(Stored data entries)
*****
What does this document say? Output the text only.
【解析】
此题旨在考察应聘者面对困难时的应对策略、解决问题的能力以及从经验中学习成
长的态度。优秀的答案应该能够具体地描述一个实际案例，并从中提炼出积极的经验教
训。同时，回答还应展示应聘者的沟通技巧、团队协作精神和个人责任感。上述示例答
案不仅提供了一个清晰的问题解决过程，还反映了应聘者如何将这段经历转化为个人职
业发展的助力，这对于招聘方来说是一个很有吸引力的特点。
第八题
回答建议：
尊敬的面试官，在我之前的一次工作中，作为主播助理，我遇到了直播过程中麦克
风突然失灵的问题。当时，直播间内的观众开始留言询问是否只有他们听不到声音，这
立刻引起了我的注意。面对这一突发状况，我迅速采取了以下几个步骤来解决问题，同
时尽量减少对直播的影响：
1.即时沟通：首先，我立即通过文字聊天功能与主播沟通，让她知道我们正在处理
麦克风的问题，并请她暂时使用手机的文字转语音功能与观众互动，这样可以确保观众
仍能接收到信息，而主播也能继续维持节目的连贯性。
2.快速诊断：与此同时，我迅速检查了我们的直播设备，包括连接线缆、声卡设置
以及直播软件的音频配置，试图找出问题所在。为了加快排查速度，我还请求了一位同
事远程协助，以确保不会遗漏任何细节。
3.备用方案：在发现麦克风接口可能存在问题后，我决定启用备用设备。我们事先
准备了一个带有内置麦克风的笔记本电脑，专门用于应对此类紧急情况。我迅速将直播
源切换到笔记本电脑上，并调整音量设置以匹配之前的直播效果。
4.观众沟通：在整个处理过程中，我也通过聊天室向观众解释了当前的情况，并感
*****
Give an exact repetition of all the material.

Exercise output:
What does this document say? Output the text only.
【解析】
此题旨在考察应聘者面对困难时的应对策略、解决问题的能力以及从经验中学习成
长的态度。优秀的答案应该能够具体地描述一个实际案例，并从中提炼出积极的经验教
训。同时，回答还应展示应聘者的沟通技巧、团队协作精神和个人责任感。上述示例答
案不仅提供了一个清晰的问题解决过程，还反映了应聘者如何将这段经历转化为个人职
业发展的助力，这对于招聘方来说是一个很有吸引力的特点。
第八题
回答建议：
尊敬的面试官，在我之前的一次工作中，作为主播助理，我遇到了直播过程中麦克
风突然失灵的问题。当时，直播间内的观众开始留言询问是否只有他们听不到声音，这
立刻引起了我的注意。面对这一突发状况，我迅速采取了以下几个步骤来解决问题，同
时尽量减少对直播的影响：
1.即时沟通：首先，我立即通过文字聊天功能与主播沟通，让她知道我们正在处理
麦克风的问题，并请她暂时使用手机的文字转语音功能与观众互动，这样可以确保观众
仍能接收到信息，而主播也能继续维持节目的连贯性。
2.快速诊断：与此同时，我迅速检查了我们的直播设备，包括连接线缆、声卡设置
以及直播软件的音频配置，试图找出问题所在。为了加快排查速度，我还请求了一位同
事远程协助，以确保不会遗漏任何细节。
3.备用方案：在发现麦克风接口可能存在问题后，我决定启用备用设备。我们事先
准备了一个带有内置麦克风的笔记本电脑，专门用于应对此类紧急情况。我迅速将直播
源切换到笔记本电脑上，并调整音量设置以匹配之前的直播效果。
4.观众沟通：在整个处理过程中，我也通过聊天室向观众解释了当前的情况，并感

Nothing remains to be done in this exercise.